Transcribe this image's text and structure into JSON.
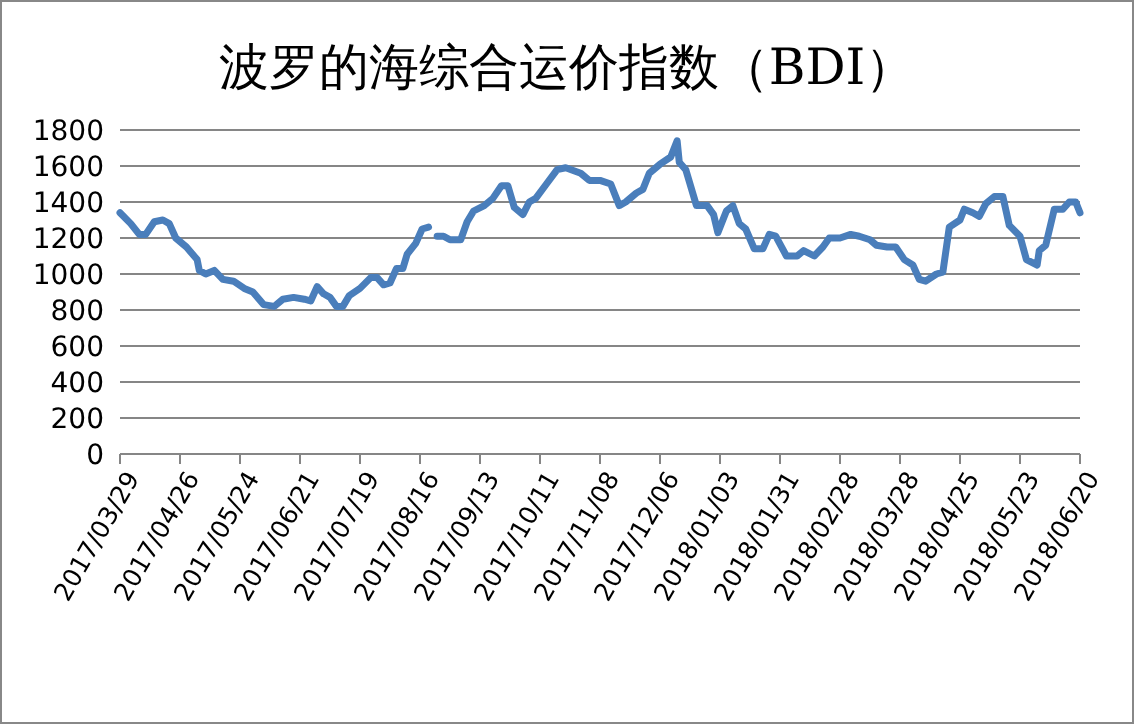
{
  "chart_data": {
    "type": "line",
    "title": "波罗的海综合运价指数（BDI）",
    "series": [
      {
        "color": "#4a7ebb",
        "x": [
          "2017-03-29",
          "2017-04-03",
          "2017-04-07",
          "2017-04-10",
          "2017-04-14",
          "2017-04-18",
          "2017-04-21",
          "2017-04-24",
          "2017-04-29",
          "2017-05-04",
          "2017-05-05",
          "2017-05-08",
          "2017-05-12",
          "2017-05-16",
          "2017-05-21",
          "2017-05-26",
          "2017-05-30",
          "2017-06-04",
          "2017-06-09",
          "2017-06-13",
          "2017-06-18",
          "2017-06-23",
          "2017-06-26",
          "2017-06-29",
          "2017-07-02",
          "2017-07-05",
          "2017-07-08",
          "2017-07-11",
          "2017-07-14",
          "2017-07-19",
          "2017-07-24",
          "2017-07-27",
          "2017-07-30",
          "2017-08-02",
          "2017-08-05",
          "2017-08-08",
          "2017-08-10",
          "2017-08-14",
          "2017-08-17",
          "2017-08-20"
        ],
        "values": [
          1340,
          1280,
          1220,
          1220,
          1290,
          1300,
          1280,
          1200,
          1150,
          1080,
          1020,
          1000,
          1020,
          970,
          960,
          920,
          900,
          830,
          820,
          860,
          870,
          860,
          850,
          930,
          890,
          870,
          820,
          820,
          880,
          920,
          980,
          980,
          940,
          950,
          1030,
          1030,
          1110,
          1170,
          1250,
          1260
        ]
      },
      {
        "color": "#4a7ebb",
        "x": [
          "2017-08-24",
          "2017-08-27",
          "2017-08-30",
          "2017-09-04",
          "2017-09-07",
          "2017-09-10",
          "2017-09-15",
          "2017-09-19",
          "2017-09-23",
          "2017-09-26",
          "2017-09-29",
          "2017-10-03",
          "2017-10-06",
          "2017-10-09",
          "2017-10-14",
          "2017-10-19",
          "2017-10-23",
          "2017-10-30",
          "2017-11-03",
          "2017-11-08",
          "2017-11-13",
          "2017-11-17",
          "2017-11-20",
          "2017-11-25",
          "2017-11-28",
          "2017-12-01",
          "2017-12-06",
          "2017-12-11",
          "2017-12-14",
          "2017-12-15",
          "2017-12-18",
          "2017-12-23",
          "2017-12-28",
          "2017-12-31",
          "2018-01-02",
          "2018-01-06",
          "2018-01-09",
          "2018-01-12",
          "2018-01-15",
          "2018-01-19",
          "2018-01-23",
          "2018-01-26",
          "2018-01-29",
          "2018-02-03",
          "2018-02-08",
          "2018-02-11",
          "2018-02-16",
          "2018-02-20",
          "2018-02-23",
          "2018-02-28",
          "2018-03-05",
          "2018-03-09",
          "2018-03-14",
          "2018-03-17",
          "2018-03-22",
          "2018-03-26",
          "2018-03-30",
          "2018-04-03",
          "2018-04-06",
          "2018-04-09",
          "2018-04-14",
          "2018-04-17",
          "2018-04-20",
          "2018-04-25",
          "2018-04-27",
          "2018-05-01",
          "2018-05-04",
          "2018-05-07",
          "2018-05-11",
          "2018-05-15",
          "2018-05-18",
          "2018-05-23",
          "2018-05-26",
          "2018-05-31",
          "2018-06-01",
          "2018-06-04",
          "2018-06-08",
          "2018-06-12",
          "2018-06-15",
          "2018-06-18",
          "2018-06-20"
        ],
        "values": [
          1210,
          1210,
          1190,
          1190,
          1290,
          1350,
          1380,
          1420,
          1490,
          1490,
          1370,
          1330,
          1400,
          1420,
          1500,
          1580,
          1590,
          1560,
          1520,
          1520,
          1500,
          1380,
          1400,
          1450,
          1470,
          1560,
          1610,
          1650,
          1740,
          1620,
          1580,
          1380,
          1380,
          1330,
          1230,
          1350,
          1380,
          1280,
          1250,
          1140,
          1140,
          1220,
          1210,
          1100,
          1100,
          1130,
          1100,
          1150,
          1200,
          1200,
          1220,
          1210,
          1190,
          1160,
          1150,
          1150,
          1080,
          1050,
          970,
          960,
          1000,
          1010,
          1260,
          1300,
          1360,
          1340,
          1320,
          1390,
          1430,
          1430,
          1270,
          1210,
          1080,
          1050,
          1130,
          1160,
          1360,
          1360,
          1400,
          1400,
          1340
        ]
      }
    ],
    "xlim": [
      "2017-03-29",
      "2018-06-20"
    ],
    "xticks": [
      {
        "value": "2017-03-29",
        "label": "2017/03/29"
      },
      {
        "value": "2017-04-26",
        "label": "2017/04/26"
      },
      {
        "value": "2017-05-24",
        "label": "2017/05/24"
      },
      {
        "value": "2017-06-21",
        "label": "2017/06/21"
      },
      {
        "value": "2017-07-19",
        "label": "2017/07/19"
      },
      {
        "value": "2017-08-16",
        "label": "2017/08/16"
      },
      {
        "value": "2017-09-13",
        "label": "2017/09/13"
      },
      {
        "value": "2017-10-11",
        "label": "2017/10/11"
      },
      {
        "value": "2017-11-08",
        "label": "2017/11/08"
      },
      {
        "value": "2017-12-06",
        "label": "2017/12/06"
      },
      {
        "value": "2018-01-03",
        "label": "2018/01/03"
      },
      {
        "value": "2018-01-31",
        "label": "2018/01/31"
      },
      {
        "value": "2018-02-28",
        "label": "2018/02/28"
      },
      {
        "value": "2018-03-28",
        "label": "2018/03/28"
      },
      {
        "value": "2018-04-25",
        "label": "2018/04/25"
      },
      {
        "value": "2018-05-23",
        "label": "2018/05/23"
      },
      {
        "value": "2018-06-20",
        "label": "2018/06/20"
      }
    ],
    "ylim": [
      0,
      1800
    ],
    "yticks": [
      0,
      200,
      400,
      600,
      800,
      1000,
      1200,
      1400,
      1600,
      1800
    ],
    "grid": "y"
  }
}
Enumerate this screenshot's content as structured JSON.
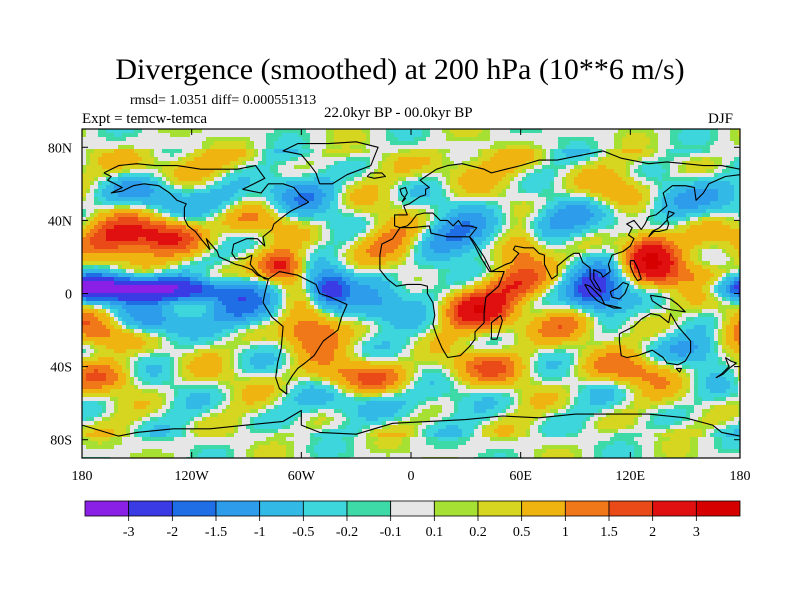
{
  "chart_data": {
    "type": "heatmap",
    "title": "Divergence (smoothed) at 200 hPa (10**6 m/s)",
    "stats_label": "rmsd= 1.0351 diff= 0.000551313",
    "experiment_label": "Expt = temcw-temca",
    "period_label": "22.0kyr BP - 00.0kyr BP",
    "season_label": "DJF",
    "x_axis": {
      "range": [
        -180,
        180
      ],
      "ticks": [
        -180,
        -120,
        -60,
        0,
        60,
        120,
        180
      ],
      "tick_labels": [
        "180",
        "120W",
        "60W",
        "0",
        "60E",
        "120E",
        "180"
      ]
    },
    "y_axis": {
      "range": [
        -90,
        90
      ],
      "ticks": [
        80,
        40,
        0,
        -40,
        -80
      ],
      "tick_labels": [
        "80N",
        "40N",
        "0",
        "40S",
        "80S"
      ]
    },
    "contour_levels": [
      "-3",
      "-2",
      "-1.5",
      "-1",
      "-0.5",
      "-0.2",
      "-0.1",
      "0.1",
      "0.2",
      "0.5",
      "1",
      "1.5",
      "2",
      "3"
    ],
    "colors": [
      "#8a1fe6",
      "#3b3be6",
      "#1f6ee6",
      "#2c9ceb",
      "#33b9e6",
      "#3cd6dc",
      "#3dd9a6",
      "#e6e6e6",
      "#a6e033",
      "#d6d620",
      "#f0b410",
      "#f07818",
      "#ea4a18",
      "#e01010",
      "#d60000"
    ],
    "value_range": [
      -3.5,
      3.5
    ]
  }
}
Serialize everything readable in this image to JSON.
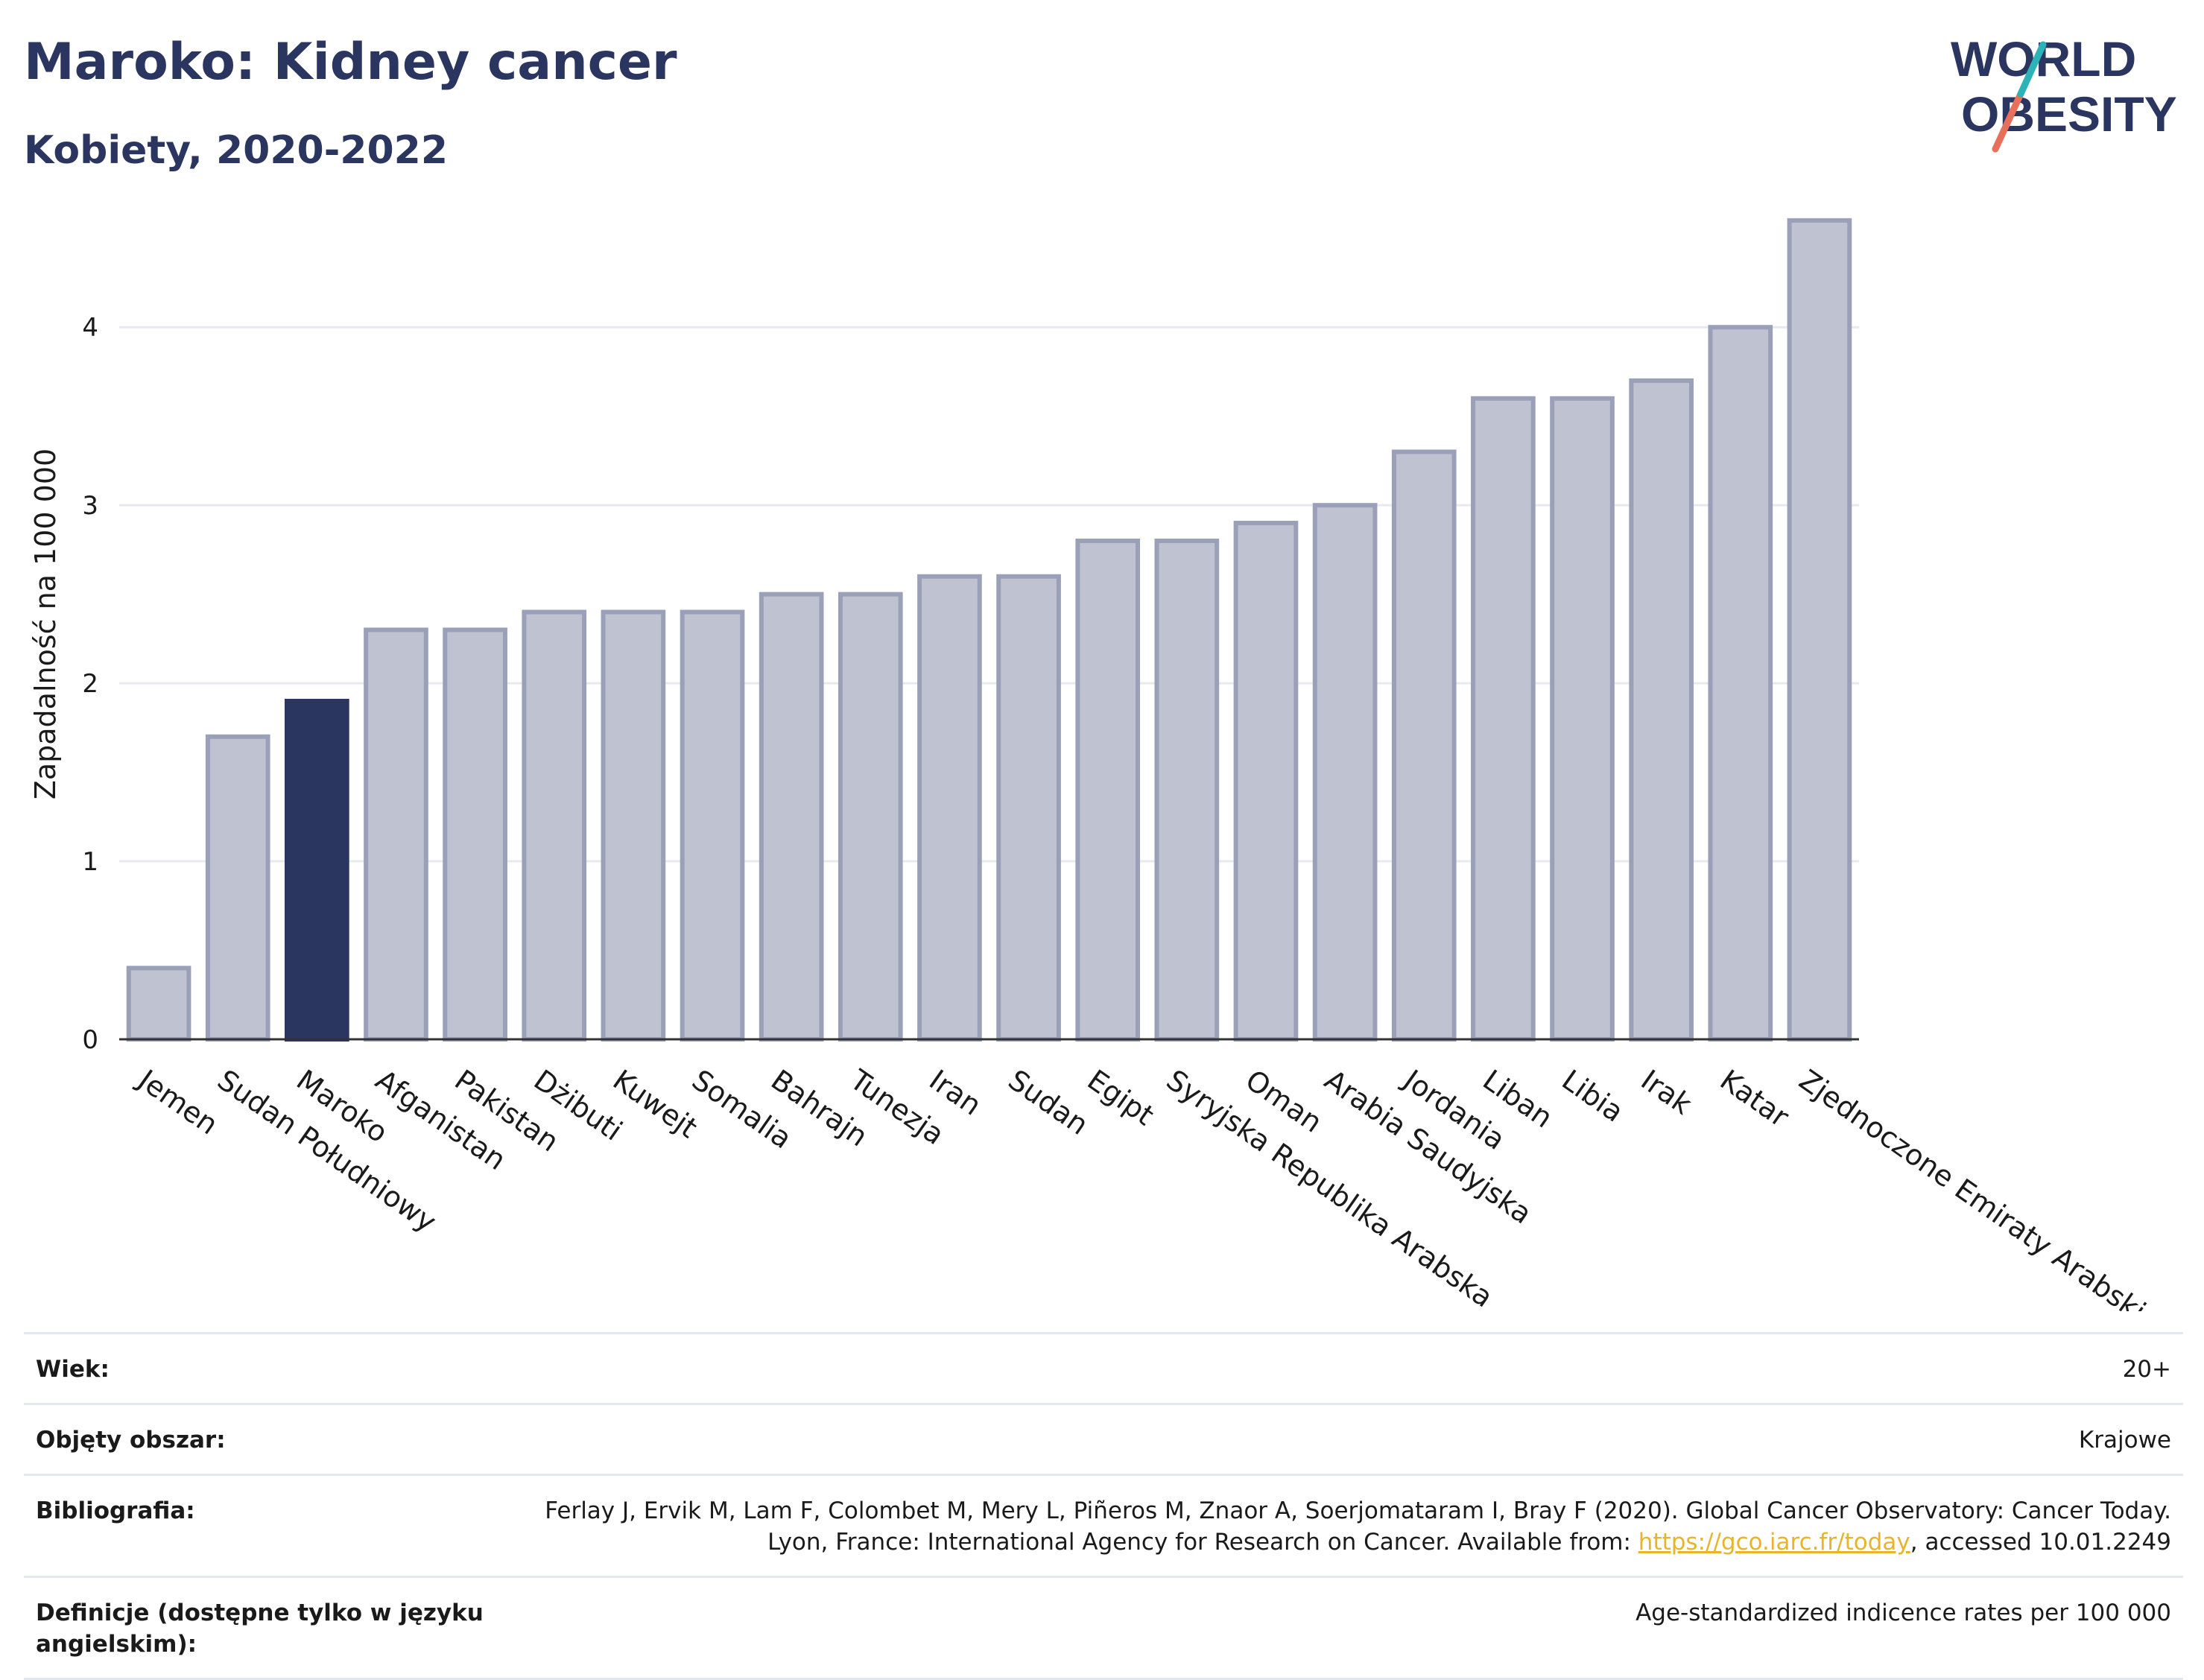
{
  "header": {
    "title": "Maroko: Kidney cancer",
    "subtitle": "Kobiety, 2020-2022"
  },
  "logo": {
    "line1": "WORLD",
    "line2": "OBESITY",
    "accent_colors": [
      "#2bb3b8",
      "#e8705a"
    ]
  },
  "chart_data": {
    "type": "bar",
    "title": "Maroko: Kidney cancer",
    "subtitle": "Kobiety, 2020-2022",
    "ylabel": "Zapadalność na 100 000",
    "ylim": [
      0,
      4.75
    ],
    "yticks": [
      0,
      1,
      2,
      3,
      4
    ],
    "grid": true,
    "highlight": "Maroko",
    "colors": {
      "highlight": "#2b3660",
      "bar": "#bfc2d0",
      "bar_edge": "#9aa0b8"
    },
    "categories": [
      "Jemen",
      "Sudan Południowy",
      "Maroko",
      "Afganistan",
      "Pakistan",
      "Dżibuti",
      "Kuwejt",
      "Somalia",
      "Bahrajn",
      "Tunezja",
      "Iran",
      "Sudan",
      "Egipt",
      "Syryjska Republika Arabska",
      "Oman",
      "Arabia Saudyjska",
      "Jordania",
      "Liban",
      "Libia",
      "Irak",
      "Katar",
      "Zjednoczone Emiraty Arabskie"
    ],
    "values": [
      0.4,
      1.7,
      1.9,
      2.3,
      2.3,
      2.4,
      2.4,
      2.4,
      2.5,
      2.5,
      2.6,
      2.6,
      2.8,
      2.8,
      2.9,
      3.0,
      3.3,
      3.6,
      3.6,
      3.7,
      4.0,
      4.6
    ]
  },
  "info": {
    "age_label": "Wiek:",
    "age_value": "20+",
    "coverage_label": "Objęty obszar:",
    "coverage_value": "Krajowe",
    "bib_label": "Bibliografia:",
    "bib_text_1": "Ferlay J, Ervik M, Lam F, Colombet M, Mery L, Piñeros M, Znaor A, Soerjomataram I, Bray F (2020). Global Cancer Observatory: Cancer Today. Lyon, France: International Agency for Research on Cancer. Available from: ",
    "bib_link": "https://gco.iarc.fr/today",
    "bib_text_2": ", accessed 10.01.2249",
    "def_label": "Definicje (dostępne tylko w języku angielskim):",
    "def_value": "Age-standardized indicence rates per 100 000"
  }
}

• • •

• **Given instruction**: Copy each line containing the word "this" from the data.

• **Task answer**:
Transcribe this image's text and structure into JSON.
Enumerate this screenshot's content as structured JSON.
Serialize everything readable in this image to JSON.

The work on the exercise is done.